- _STORED RECORDS_:
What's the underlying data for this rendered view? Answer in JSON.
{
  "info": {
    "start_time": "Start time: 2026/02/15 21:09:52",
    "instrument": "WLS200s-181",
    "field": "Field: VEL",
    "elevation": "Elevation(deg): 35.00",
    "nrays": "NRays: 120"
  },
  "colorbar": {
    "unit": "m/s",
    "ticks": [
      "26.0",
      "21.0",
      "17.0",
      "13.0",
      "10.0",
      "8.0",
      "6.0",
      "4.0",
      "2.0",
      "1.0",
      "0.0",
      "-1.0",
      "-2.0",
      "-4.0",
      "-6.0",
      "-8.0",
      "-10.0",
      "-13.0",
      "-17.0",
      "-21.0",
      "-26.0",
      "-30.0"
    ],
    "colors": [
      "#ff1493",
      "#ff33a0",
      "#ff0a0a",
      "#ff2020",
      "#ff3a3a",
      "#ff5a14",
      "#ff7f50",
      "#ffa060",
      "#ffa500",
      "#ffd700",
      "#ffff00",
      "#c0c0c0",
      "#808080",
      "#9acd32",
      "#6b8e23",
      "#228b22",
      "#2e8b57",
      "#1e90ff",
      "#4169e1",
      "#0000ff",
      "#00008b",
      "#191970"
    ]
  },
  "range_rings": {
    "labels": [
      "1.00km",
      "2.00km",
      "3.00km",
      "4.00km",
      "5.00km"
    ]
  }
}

- _GOAL_: Write out the data exactly as it stands.

- _ANSWER TO THE PROBLEM_:
What's the underlying data for this rendered view? Answer in JSON.
{
  "info": {
    "start_time": "Start time: 2026/02/15 21:09:52",
    "instrument": "WLS200s-181",
    "field": "Field: VEL",
    "elevation": "Elevation(deg): 35.00",
    "nrays": "NRays: 120"
  },
  "colorbar": {
    "unit": "m/s",
    "ticks": [
      "26.0",
      "21.0",
      "17.0",
      "13.0",
      "10.0",
      "8.0",
      "6.0",
      "4.0",
      "2.0",
      "1.0",
      "0.0",
      "-1.0",
      "-2.0",
      "-4.0",
      "-6.0",
      "-8.0",
      "-10.0",
      "-13.0",
      "-17.0",
      "-21.0",
      "-26.0",
      "-30.0"
    ],
    "colors": [
      "#ff1493",
      "#ff33a0",
      "#ff0a0a",
      "#ff2020",
      "#ff3a3a",
      "#ff5a14",
      "#ff7f50",
      "#ffa060",
      "#ffa500",
      "#ffd700",
      "#ffff00",
      "#c0c0c0",
      "#808080",
      "#9acd32",
      "#6b8e23",
      "#228b22",
      "#2e8b57",
      "#1e90ff",
      "#4169e1",
      "#0000ff",
      "#00008b",
      "#191970"
    ]
  },
  "range_rings": {
    "labels": [
      "1.00km",
      "2.00km",
      "3.00km",
      "4.00km",
      "5.00km"
    ]
  }
}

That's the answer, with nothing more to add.